Problem: Word for word, retype every entry in the listing.

[begin The input]

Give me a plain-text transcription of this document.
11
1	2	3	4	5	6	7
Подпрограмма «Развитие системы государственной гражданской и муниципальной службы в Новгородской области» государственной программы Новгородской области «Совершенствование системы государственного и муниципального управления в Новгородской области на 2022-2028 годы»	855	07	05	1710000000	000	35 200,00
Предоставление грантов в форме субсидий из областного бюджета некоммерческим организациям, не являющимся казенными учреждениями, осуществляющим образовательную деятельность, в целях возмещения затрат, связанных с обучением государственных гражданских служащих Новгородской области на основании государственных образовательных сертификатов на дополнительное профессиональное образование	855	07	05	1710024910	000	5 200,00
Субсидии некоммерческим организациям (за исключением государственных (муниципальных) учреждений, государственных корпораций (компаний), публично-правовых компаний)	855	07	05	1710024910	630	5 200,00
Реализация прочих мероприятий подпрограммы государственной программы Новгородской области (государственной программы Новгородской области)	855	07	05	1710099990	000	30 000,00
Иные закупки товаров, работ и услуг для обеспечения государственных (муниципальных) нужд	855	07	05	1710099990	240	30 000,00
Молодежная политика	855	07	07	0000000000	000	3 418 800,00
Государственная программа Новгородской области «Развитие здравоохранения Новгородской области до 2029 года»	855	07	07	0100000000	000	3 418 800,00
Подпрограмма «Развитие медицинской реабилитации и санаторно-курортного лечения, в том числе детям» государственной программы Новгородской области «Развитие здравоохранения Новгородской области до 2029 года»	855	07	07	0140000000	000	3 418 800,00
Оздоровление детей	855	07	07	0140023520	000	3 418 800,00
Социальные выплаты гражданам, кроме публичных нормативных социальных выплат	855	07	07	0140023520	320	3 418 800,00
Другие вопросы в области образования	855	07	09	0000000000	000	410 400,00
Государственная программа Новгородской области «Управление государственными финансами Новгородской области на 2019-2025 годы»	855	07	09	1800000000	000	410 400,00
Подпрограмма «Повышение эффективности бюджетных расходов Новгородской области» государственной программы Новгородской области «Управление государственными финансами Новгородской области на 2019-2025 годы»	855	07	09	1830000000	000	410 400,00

[end The input]

Solution for this problem:
Give me a plain-text transcription of this document.
11
1	2	3	4	5	6	7
Подпрограмма «Развитие системы государственной гражданской и муниципальной службы в Новгородской области» государственной программы Новгородской области «Совершенствование системы государственного и муниципального управления в Новгородской области на 2022-2028 годы»	855	07	05	1710000000	000	35 200,00
Предоставление грантов в форме субсидий из областного бюджета некоммерческим организациям, не являющимся казенными учреждениями, осуществляющим образовательную деятельность, в целях возмещения затрат, связанных с обучением государственных гражданских служащих Новгородской области на основании государственных образовательных сертификатов на дополнительное профессиональное образование	855	07	05	1710024910	000	5 200,00
Субсидии некоммерческим организациям (за исключением государственных (муниципальных) учреждений, государственных корпораций (компаний), публично-правовых компаний)	855	07	05	1710024910	630	5 200,00
Реализация прочих мероприятий подпрограммы государственной программы Новгородской области (государственной программы Новгородской области)	855	07	05	1710099990	000	30 000,00
Иные закупки товаров, работ и услуг для обеспечения государственных (муниципальных) нужд	855	07	05	1710099990	240	30 000,00
Молодежная политика	855	07	07	0000000000	000	3 418 800,00
Государственная программа Новгородской области «Развитие здравоохранения Новгородской области до 2029 года»	855	07	07	0100000000	000	3 418 800,00
Подпрограмма «Развитие медицинской реабилитации и санаторно-курортного лечения, в том числе детям» государственной программы Новгородской области «Развитие здравоохранения Новгородской области до 2029 года»	855	07	07	0140000000	000	3 418 800,00
Оздоровление детей	855	07	07	0140023520	000	3 418 800,00
Социальные выплаты гражданам, кроме публичных нормативных социальных выплат	855	07	07	0140023520	320	3 418 800,00
Другие вопросы в области образования	855	07	09	0000000000	000	410 400,00
Государственная программа Новгородской области «Управление государственными финансами Новгородской области на 2019-2025 годы»	855	07	09	1800000000	000	410 400,00
Подпрограмма «Повышение эффективности бюджетных расходов Новгородской области» государственной программы Новгородской области «Управление государственными финансами Новгородской области на 2019-2025 годы»	855	07	09	1830000000	000	410 400,00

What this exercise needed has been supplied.